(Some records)
════

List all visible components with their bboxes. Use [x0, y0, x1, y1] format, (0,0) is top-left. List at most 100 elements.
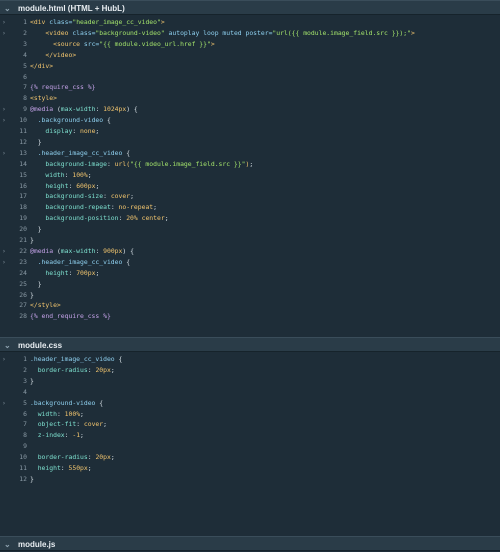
code-line[interactable]: 19 background-position: 20% center;: [0, 213, 500, 223]
line-number: 10: [19, 116, 27, 125]
code-line[interactable]: 7 {% require_css %}: [0, 82, 500, 92]
line-number: 24: [19, 268, 27, 277]
panel-header-css[interactable]: ⌄ module.css: [0, 337, 500, 352]
code-text: </div>: [30, 61, 54, 70]
code-line[interactable]: 14 background-image: url("{{ module.imag…: [0, 159, 500, 169]
code-line[interactable]: 9: [0, 441, 500, 451]
code-text: </style>: [30, 301, 61, 310]
code-text: }: [30, 290, 34, 299]
code-line[interactable]: 25 }: [0, 279, 500, 289]
code-text: {% end_require_css %}: [30, 312, 111, 321]
code-text: background-size: cover;: [45, 192, 134, 201]
code-line[interactable]: › 5 .background-video {: [0, 398, 500, 408]
code-editor-html[interactable]: › 1 <div class="header_image_cc_video"> › 2 …: [0, 15, 500, 337]
code-line[interactable]: 27 </style>: [0, 300, 500, 310]
line-number: 26: [19, 290, 27, 299]
code-text: <style>: [30, 94, 57, 103]
code-text: .background-video {: [37, 116, 111, 125]
line-number: 7: [23, 420, 27, 429]
line-number: 2: [23, 28, 27, 37]
code-line[interactable]: 21}: [0, 235, 500, 245]
code-line[interactable]: › 10 .background-video {: [0, 115, 500, 125]
line-number: 12: [19, 137, 27, 146]
chevron-down-icon[interactable]: ⌄: [4, 338, 11, 353]
code-line[interactable]: › 2 <video class="background-video" autop…: [0, 28, 500, 38]
code-line[interactable]: 8 <style>: [0, 93, 500, 103]
code-line[interactable]: › 9 @media (max-width: 1024px) {: [0, 104, 500, 114]
code-line[interactable]: 5 </div>: [0, 61, 500, 71]
code-line[interactable]: 2 border-radius: 20px;: [0, 365, 500, 375]
code-line[interactable]: 11 display: none;: [0, 126, 500, 136]
code-line[interactable]: › 22 @media (max-width: 900px) {: [0, 246, 500, 256]
code-text: .background-video {: [30, 398, 104, 407]
line-number: 14: [19, 159, 27, 168]
code-text: <source src="{{ module.video_url.href }}…: [53, 39, 215, 48]
line-number: 10: [19, 453, 27, 462]
code-line[interactable]: 28 {% end_require_css %}: [0, 311, 500, 321]
code-line[interactable]: 17 background-size: cover;: [0, 191, 500, 201]
code-text: <div class="header_image_cc_video">: [30, 18, 165, 26]
code-text: width: 100%;: [37, 409, 84, 418]
code-text: <video class="background-video" autoplay…: [45, 28, 415, 37]
code-line[interactable]: 15 width: 100%;: [0, 170, 500, 180]
code-line[interactable]: › 1 .header_image_cc_video {: [0, 354, 500, 364]
line-number: 18: [19, 203, 27, 212]
code-line[interactable]: 3 <source src="{{ module.video_url.href …: [0, 39, 500, 49]
code-text: }: [30, 236, 34, 244]
code-text: border-radius: 20px;: [37, 453, 115, 462]
chevron-down-icon[interactable]: ⌄: [4, 537, 11, 552]
code-text: z-index: -1;: [37, 431, 84, 440]
line-number: 16: [19, 181, 27, 190]
code-line[interactable]: 12 }: [0, 137, 500, 147]
panel-title-js: module.js: [18, 540, 56, 549]
code-line[interactable]: 3}: [0, 376, 500, 386]
code-line[interactable]: 6 width: 100%;: [0, 409, 500, 419]
code-line[interactable]: › 13 .header_image_cc_video {: [0, 148, 500, 158]
code-text: background-image: url("{{ module.image_f…: [45, 159, 254, 168]
code-text: {% require_css %}: [30, 83, 96, 92]
line-number: 7: [23, 83, 27, 92]
line-number: 17: [19, 192, 27, 201]
code-line[interactable]: 26}: [0, 290, 500, 300]
line-number: 12: [19, 474, 27, 483]
code-line[interactable]: › 23 .header_image_cc_video {: [0, 257, 500, 267]
line-number: 28: [19, 312, 27, 321]
line-number: 8: [23, 431, 27, 440]
line-number: 4: [23, 50, 27, 59]
code-text: }: [37, 137, 42, 146]
code-line[interactable]: 12}: [0, 474, 500, 484]
line-number: 21: [19, 236, 27, 244]
code-text: </video>: [45, 50, 77, 59]
line-number: 3: [23, 376, 27, 385]
panel-header-js[interactable]: ⌄ module.js: [0, 536, 500, 551]
panel-title-html: module.html (HTML + HubL): [18, 4, 125, 13]
line-number: 4: [23, 387, 27, 396]
code-text: height: 550px;: [37, 464, 92, 472]
line-number: 22: [19, 246, 27, 255]
code-text: .header_image_cc_video {: [37, 148, 131, 157]
line-number: 13: [19, 148, 27, 157]
code-editor-css[interactable]: › 1 .header_image_cc_video {2 border-radiu…: [0, 352, 500, 536]
panel-header-html[interactable]: ⌄ module.html (HTML + HubL): [0, 0, 500, 15]
code-line[interactable]: 8 z-index: -1;: [0, 430, 500, 440]
code-line[interactable]: 20 }: [0, 224, 500, 234]
code-line[interactable]: 24 height: 700px;: [0, 268, 500, 278]
line-number: 1: [23, 18, 27, 26]
line-number: 11: [19, 464, 27, 472]
line-number: 11: [19, 127, 27, 135]
code-line[interactable]: 6: [0, 72, 500, 82]
code-line[interactable]: 7 object-fit: cover;: [0, 419, 500, 429]
code-line[interactable]: › 1 <div class="header_image_cc_video">: [0, 17, 500, 27]
code-text: height: 600px;: [45, 181, 100, 190]
line-number: 3: [23, 39, 27, 48]
code-line[interactable]: 4: [0, 387, 500, 397]
code-line[interactable]: 4 </video>: [0, 50, 500, 60]
line-number: 9: [23, 442, 27, 451]
code-line[interactable]: 18 background-repeat: no-repeat;: [0, 202, 500, 212]
code-line[interactable]: 10 border-radius: 20px;: [0, 452, 500, 462]
line-number: 9: [23, 105, 27, 114]
code-line[interactable]: 16 height: 600px;: [0, 181, 500, 191]
chevron-down-icon[interactable]: ⌄: [4, 1, 11, 16]
code-line[interactable]: 11 height: 550px;: [0, 463, 500, 473]
line-number: 25: [19, 279, 27, 288]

════

Work to do —
Rewrite the records starting at the line that contains "code-line[interactable]: 19 background-position: 20%" and ending at the line that contains "code-text: </style>: [30, 301, 61, 310]", swapping "line-number" for "row-number" and leaving everything else unchanged. Return only those lines.

Exercise solution —
code-line[interactable]: 19 background-position: 20% center;: [0, 213, 500, 223]
row-number: 10: [19, 116, 27, 125]
code-line[interactable]: 7 {% require_css %}: [0, 82, 500, 92]
row-number: 24: [19, 268, 27, 277]
panel-header-css[interactable]: ⌄ module.css: [0, 337, 500, 352]
code-text: </div>: [30, 61, 54, 70]
code-line[interactable]: 14 background-image: url("{{ module.imag…: [0, 159, 500, 169]
code-line[interactable]: 9: [0, 441, 500, 451]
code-text: </style>: [30, 301, 61, 310]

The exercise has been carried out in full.